Copy out all of the data exactly as it appears.

Information shown ▸
▬▬▬

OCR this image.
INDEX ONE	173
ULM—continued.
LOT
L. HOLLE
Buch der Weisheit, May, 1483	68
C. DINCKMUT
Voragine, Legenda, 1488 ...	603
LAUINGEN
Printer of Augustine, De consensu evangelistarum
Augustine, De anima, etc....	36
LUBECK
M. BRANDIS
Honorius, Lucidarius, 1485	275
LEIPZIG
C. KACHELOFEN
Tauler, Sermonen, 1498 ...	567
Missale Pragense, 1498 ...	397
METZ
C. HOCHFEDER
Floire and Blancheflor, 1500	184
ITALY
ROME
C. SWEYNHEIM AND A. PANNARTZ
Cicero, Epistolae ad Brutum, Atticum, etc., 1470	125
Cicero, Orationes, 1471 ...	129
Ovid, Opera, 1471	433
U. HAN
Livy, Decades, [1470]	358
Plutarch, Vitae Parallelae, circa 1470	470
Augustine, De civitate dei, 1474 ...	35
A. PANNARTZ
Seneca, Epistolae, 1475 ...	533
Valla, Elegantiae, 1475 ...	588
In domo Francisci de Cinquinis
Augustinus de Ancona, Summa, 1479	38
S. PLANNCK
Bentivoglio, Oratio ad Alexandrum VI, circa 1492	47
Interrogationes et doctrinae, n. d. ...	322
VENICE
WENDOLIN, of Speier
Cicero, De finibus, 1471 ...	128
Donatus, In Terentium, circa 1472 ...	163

▬▬▬

Task response ▸
OCR this image.
INDEX ONE	173
ULM—continued.
LOT
L. HOLLE
Buch der Weisheit, May, 1483	68
C. DINCKMUT
Voragine, Legenda, 1488 ...	603
LAUINGEN
Printer of Augustine, De consensu evangelistarum
Augustine, De anima, etc....	36
LUBECK
M. BRANDIS
Honorius, Lucidarius, 1485	275
LEIPZIG
C. KACHELOFEN
Tauler, Sermonen, 1498 ...	567
Missale Pragense, 1498 ...	397
METZ
C. HOCHFEDER
Floire and Blancheflor, 1500	184
ITALY
ROME
C. SWEYNHEIM AND A. PANNARTZ
Cicero, Epistolae ad Brutum, Atticum, etc., 1470	125
Cicero, Orationes, 1471 ...	129
Ovid, Opera, 1471	433
U. HAN
Livy, Decades, [1470]	358
Plutarch, Vitae Parallelae, circa 1470	470
Augustine, De civitate dei, 1474 ...	35
A. PANNARTZ
Seneca, Epistolae, 1475 ...	533
Valla, Elegantiae, 1475 ...	588
In domo Francisci de Cinquinis
Augustinus de Ancona, Summa, 1479	38
S. PLANNCK
Bentivoglio, Oratio ad Alexandrum VI, circa 1492	47
Interrogationes et doctrinae, n. d. ...	322
VENICE
WENDOLIN, of Speier
Cicero, De finibus, 1471 ...	128
Donatus, In Terentium, circa 1472 ...	163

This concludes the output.